> What to produce
Quote the listing below in full and exactly as written, but omit every picture.

> Source data

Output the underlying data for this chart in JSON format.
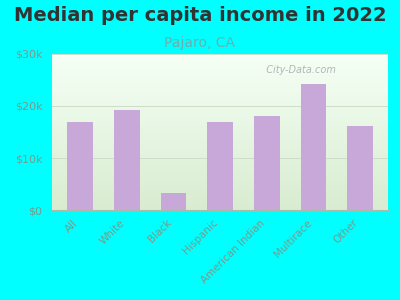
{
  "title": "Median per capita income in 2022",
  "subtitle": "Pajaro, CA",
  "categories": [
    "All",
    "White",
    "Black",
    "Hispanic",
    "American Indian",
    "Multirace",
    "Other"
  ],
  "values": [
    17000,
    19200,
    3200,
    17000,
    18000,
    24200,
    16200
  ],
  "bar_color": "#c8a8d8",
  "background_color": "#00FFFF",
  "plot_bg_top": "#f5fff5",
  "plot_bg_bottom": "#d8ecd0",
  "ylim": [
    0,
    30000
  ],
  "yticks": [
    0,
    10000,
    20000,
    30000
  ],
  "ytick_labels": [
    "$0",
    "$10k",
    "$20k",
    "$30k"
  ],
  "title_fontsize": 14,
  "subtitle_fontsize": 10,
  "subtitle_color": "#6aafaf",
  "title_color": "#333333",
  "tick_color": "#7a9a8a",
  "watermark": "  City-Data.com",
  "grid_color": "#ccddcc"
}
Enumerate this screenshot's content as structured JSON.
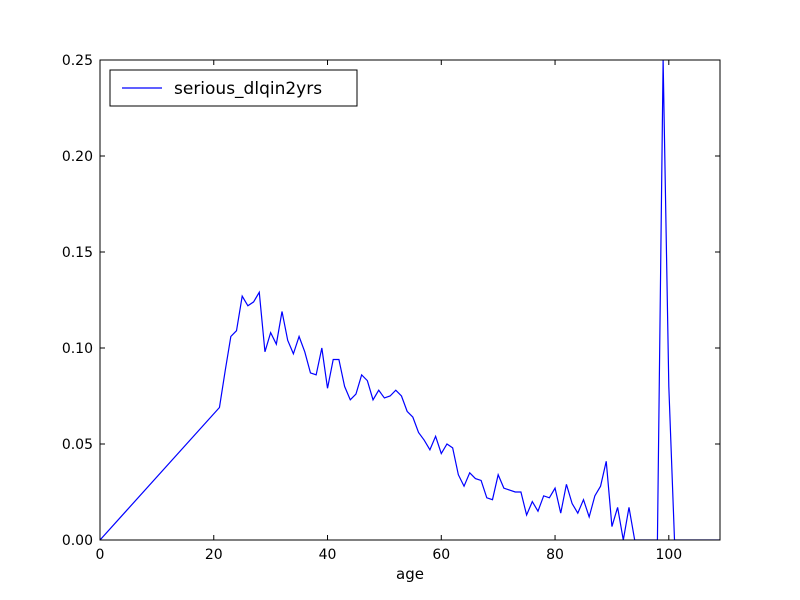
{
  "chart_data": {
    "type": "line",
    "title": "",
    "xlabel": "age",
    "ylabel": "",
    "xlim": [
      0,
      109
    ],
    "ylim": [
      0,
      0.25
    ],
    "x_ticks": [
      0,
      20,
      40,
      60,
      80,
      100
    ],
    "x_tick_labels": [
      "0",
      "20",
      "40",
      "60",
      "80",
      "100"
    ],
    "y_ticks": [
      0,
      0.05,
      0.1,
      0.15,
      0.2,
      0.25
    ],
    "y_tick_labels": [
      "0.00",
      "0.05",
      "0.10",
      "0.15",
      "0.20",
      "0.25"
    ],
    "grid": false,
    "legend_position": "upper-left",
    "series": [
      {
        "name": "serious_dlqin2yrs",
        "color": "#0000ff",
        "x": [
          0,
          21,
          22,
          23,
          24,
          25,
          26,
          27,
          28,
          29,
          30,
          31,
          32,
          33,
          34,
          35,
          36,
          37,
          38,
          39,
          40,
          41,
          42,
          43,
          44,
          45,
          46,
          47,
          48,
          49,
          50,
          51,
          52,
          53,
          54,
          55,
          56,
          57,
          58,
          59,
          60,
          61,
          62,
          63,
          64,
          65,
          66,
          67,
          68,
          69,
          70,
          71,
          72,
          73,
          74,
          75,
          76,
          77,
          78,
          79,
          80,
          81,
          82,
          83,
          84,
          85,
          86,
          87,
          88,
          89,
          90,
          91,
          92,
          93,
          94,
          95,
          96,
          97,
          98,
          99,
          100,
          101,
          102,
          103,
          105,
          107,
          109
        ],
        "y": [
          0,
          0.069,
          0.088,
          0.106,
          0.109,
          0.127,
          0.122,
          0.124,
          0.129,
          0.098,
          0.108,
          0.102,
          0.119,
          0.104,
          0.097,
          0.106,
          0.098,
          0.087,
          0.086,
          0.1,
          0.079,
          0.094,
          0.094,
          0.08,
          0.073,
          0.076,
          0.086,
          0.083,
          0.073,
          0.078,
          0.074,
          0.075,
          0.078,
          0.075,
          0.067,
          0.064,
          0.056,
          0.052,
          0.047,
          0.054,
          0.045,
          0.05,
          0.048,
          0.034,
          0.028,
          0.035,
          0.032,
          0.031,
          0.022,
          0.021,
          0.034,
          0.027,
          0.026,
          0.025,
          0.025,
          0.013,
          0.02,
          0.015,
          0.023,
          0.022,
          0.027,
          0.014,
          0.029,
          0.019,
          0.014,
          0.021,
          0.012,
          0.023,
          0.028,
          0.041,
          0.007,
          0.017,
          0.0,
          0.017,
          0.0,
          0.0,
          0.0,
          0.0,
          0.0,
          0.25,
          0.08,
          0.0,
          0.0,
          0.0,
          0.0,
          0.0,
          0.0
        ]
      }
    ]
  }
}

> Exercise response
Output the underlying data for this chart in JSON format.
{
  "title": "Median per capita income in 2022",
  "subtitle": "Pajaro, CA",
  "categories": [
    "All",
    "White",
    "Black",
    "Hispanic",
    "American Indian",
    "Multirace",
    "Other"
  ],
  "values": [
    17000,
    19200,
    3200,
    17000,
    18000,
    24200,
    16200
  ],
  "bar_color": "#c8a8d8",
  "background_color": "#00FFFF",
  "plot_bg_top": "#f5fff5",
  "plot_bg_bottom": "#d8ecd0",
  "ylim": [
    0,
    30000
  ],
  "yticks": [
    0,
    10000,
    20000,
    30000
  ],
  "ytick_labels": [
    "$0",
    "$10k",
    "$20k",
    "$30k"
  ],
  "title_fontsize": 14,
  "subtitle_fontsize": 10,
  "subtitle_color": "#6aafaf",
  "title_color": "#333333",
  "tick_color": "#7a9a8a",
  "watermark": "  City-Data.com",
  "grid_color": "#ccddcc"
}
Enumerate this screenshot's content as structured JSON.
{
  "chart_data": {
    "type": "line",
    "title": "",
    "xlabel": "age",
    "ylabel": "",
    "xlim": [
      0,
      109
    ],
    "ylim": [
      0,
      0.25
    ],
    "x_ticks": [
      0,
      20,
      40,
      60,
      80,
      100
    ],
    "x_tick_labels": [
      "0",
      "20",
      "40",
      "60",
      "80",
      "100"
    ],
    "y_ticks": [
      0,
      0.05,
      0.1,
      0.15,
      0.2,
      0.25
    ],
    "y_tick_labels": [
      "0.00",
      "0.05",
      "0.10",
      "0.15",
      "0.20",
      "0.25"
    ],
    "grid": false,
    "legend_position": "upper-left",
    "series": [
      {
        "name": "serious_dlqin2yrs",
        "color": "#0000ff",
        "x": [
          0,
          21,
          22,
          23,
          24,
          25,
          26,
          27,
          28,
          29,
          30,
          31,
          32,
          33,
          34,
          35,
          36,
          37,
          38,
          39,
          40,
          41,
          42,
          43,
          44,
          45,
          46,
          47,
          48,
          49,
          50,
          51,
          52,
          53,
          54,
          55,
          56,
          57,
          58,
          59,
          60,
          61,
          62,
          63,
          64,
          65,
          66,
          67,
          68,
          69,
          70,
          71,
          72,
          73,
          74,
          75,
          76,
          77,
          78,
          79,
          80,
          81,
          82,
          83,
          84,
          85,
          86,
          87,
          88,
          89,
          90,
          91,
          92,
          93,
          94,
          95,
          96,
          97,
          98,
          99,
          100,
          101,
          102,
          103,
          105,
          107,
          109
        ],
        "y": [
          0,
          0.069,
          0.088,
          0.106,
          0.109,
          0.127,
          0.122,
          0.124,
          0.129,
          0.098,
          0.108,
          0.102,
          0.119,
          0.104,
          0.097,
          0.106,
          0.098,
          0.087,
          0.086,
          0.1,
          0.079,
          0.094,
          0.094,
          0.08,
          0.073,
          0.076,
          0.086,
          0.083,
          0.073,
          0.078,
          0.074,
          0.075,
          0.078,
          0.075,
          0.067,
          0.064,
          0.056,
          0.052,
          0.047,
          0.054,
          0.045,
          0.05,
          0.048,
          0.034,
          0.028,
          0.035,
          0.032,
          0.031,
          0.022,
          0.021,
          0.034,
          0.027,
          0.026,
          0.025,
          0.025,
          0.013,
          0.02,
          0.015,
          0.023,
          0.022,
          0.027,
          0.014,
          0.029,
          0.019,
          0.014,
          0.021,
          0.012,
          0.023,
          0.028,
          0.041,
          0.007,
          0.017,
          0.0,
          0.017,
          0.0,
          0.0,
          0.0,
          0.0,
          0.0,
          0.25,
          0.08,
          0.0,
          0.0,
          0.0,
          0.0,
          0.0,
          0.0
        ]
      }
    ]
  }
}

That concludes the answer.